- Your instructions
Read the lines below and count those that have the word "solid". Respond with the number only.

(Stored data)
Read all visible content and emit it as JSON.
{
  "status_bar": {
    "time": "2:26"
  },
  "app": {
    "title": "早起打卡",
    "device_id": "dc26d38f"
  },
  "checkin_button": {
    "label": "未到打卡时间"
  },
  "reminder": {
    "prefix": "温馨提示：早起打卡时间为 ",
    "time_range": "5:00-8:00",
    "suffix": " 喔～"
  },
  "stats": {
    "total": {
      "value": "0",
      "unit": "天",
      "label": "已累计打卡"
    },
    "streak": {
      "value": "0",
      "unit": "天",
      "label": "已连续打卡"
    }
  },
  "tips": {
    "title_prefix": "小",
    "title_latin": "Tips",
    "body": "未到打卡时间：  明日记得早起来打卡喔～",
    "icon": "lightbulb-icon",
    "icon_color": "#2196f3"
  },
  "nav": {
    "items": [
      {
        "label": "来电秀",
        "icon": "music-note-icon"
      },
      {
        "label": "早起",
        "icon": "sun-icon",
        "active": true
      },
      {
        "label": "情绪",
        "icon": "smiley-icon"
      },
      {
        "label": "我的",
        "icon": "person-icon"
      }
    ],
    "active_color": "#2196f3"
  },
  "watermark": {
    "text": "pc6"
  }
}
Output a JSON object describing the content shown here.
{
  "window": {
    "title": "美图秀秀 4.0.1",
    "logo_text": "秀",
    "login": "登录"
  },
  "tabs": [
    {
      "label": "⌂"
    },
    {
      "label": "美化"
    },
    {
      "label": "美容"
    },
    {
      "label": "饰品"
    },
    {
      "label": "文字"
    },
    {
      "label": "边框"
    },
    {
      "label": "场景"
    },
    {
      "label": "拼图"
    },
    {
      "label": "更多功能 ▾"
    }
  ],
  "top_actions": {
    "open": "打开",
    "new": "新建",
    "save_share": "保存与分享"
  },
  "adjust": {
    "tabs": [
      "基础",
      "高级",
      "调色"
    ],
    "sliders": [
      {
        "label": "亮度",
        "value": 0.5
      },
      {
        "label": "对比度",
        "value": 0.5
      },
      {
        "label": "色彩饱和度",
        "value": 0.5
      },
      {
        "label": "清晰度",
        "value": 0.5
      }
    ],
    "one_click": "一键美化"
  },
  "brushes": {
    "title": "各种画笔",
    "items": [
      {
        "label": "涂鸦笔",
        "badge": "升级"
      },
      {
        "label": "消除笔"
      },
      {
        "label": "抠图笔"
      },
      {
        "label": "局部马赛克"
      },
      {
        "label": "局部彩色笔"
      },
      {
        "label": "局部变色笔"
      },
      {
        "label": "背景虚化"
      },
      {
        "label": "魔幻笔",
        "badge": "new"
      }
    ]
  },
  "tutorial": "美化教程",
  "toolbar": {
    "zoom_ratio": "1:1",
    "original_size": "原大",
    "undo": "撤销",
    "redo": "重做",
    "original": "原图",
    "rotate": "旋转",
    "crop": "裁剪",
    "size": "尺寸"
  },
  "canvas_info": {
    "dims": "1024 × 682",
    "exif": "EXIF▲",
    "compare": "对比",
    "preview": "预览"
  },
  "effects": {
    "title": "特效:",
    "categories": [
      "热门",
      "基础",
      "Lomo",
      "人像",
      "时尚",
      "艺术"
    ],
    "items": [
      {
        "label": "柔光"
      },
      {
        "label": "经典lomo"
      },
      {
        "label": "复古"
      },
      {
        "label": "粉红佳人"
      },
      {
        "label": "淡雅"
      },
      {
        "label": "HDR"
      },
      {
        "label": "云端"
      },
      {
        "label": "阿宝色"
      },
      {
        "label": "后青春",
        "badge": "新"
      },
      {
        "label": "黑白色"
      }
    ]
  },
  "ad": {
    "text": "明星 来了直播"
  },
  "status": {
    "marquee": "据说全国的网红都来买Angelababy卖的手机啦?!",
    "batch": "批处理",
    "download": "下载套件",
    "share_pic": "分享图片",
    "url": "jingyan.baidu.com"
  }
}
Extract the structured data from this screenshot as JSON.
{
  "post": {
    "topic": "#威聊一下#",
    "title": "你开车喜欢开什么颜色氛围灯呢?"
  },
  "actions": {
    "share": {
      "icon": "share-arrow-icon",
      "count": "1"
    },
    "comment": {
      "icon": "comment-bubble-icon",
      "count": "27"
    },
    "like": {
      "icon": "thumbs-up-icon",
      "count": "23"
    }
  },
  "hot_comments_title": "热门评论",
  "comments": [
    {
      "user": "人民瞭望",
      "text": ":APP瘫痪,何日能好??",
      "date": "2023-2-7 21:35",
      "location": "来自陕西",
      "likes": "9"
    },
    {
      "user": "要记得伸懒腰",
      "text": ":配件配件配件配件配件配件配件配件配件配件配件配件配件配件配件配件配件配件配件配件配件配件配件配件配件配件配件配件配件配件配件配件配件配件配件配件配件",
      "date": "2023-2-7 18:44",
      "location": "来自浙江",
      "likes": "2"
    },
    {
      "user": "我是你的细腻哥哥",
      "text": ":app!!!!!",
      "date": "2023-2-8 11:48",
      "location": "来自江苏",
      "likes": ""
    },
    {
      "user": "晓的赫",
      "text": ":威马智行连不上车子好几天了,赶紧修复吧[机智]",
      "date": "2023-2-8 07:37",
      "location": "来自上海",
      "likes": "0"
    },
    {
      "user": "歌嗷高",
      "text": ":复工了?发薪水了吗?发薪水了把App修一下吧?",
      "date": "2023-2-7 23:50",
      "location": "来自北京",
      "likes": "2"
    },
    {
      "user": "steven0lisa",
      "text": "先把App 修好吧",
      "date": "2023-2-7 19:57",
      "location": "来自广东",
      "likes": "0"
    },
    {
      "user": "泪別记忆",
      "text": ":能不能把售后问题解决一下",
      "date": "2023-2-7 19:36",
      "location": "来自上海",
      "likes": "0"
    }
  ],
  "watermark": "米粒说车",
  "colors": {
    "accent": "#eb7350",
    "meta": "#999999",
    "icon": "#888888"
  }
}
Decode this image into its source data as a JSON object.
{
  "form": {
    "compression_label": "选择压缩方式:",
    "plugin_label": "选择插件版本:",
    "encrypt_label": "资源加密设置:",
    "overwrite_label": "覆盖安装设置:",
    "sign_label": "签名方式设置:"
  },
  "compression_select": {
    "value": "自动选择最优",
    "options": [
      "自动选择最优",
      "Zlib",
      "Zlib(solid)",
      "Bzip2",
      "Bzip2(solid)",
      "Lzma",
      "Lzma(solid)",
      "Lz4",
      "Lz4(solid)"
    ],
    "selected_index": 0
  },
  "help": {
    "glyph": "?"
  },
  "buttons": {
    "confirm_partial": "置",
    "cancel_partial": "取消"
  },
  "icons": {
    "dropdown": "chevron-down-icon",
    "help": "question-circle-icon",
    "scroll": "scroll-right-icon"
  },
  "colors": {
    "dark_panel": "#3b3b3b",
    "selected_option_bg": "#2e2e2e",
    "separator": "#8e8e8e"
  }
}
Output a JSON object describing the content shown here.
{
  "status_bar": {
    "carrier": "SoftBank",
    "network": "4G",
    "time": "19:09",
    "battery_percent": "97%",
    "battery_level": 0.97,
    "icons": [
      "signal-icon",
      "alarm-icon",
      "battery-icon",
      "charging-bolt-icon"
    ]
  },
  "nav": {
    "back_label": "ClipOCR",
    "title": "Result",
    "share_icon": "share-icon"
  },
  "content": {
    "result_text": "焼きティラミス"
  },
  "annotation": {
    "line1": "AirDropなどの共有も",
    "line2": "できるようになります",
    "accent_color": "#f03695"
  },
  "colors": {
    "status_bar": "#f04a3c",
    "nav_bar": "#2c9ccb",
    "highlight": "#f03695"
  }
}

- Task output
4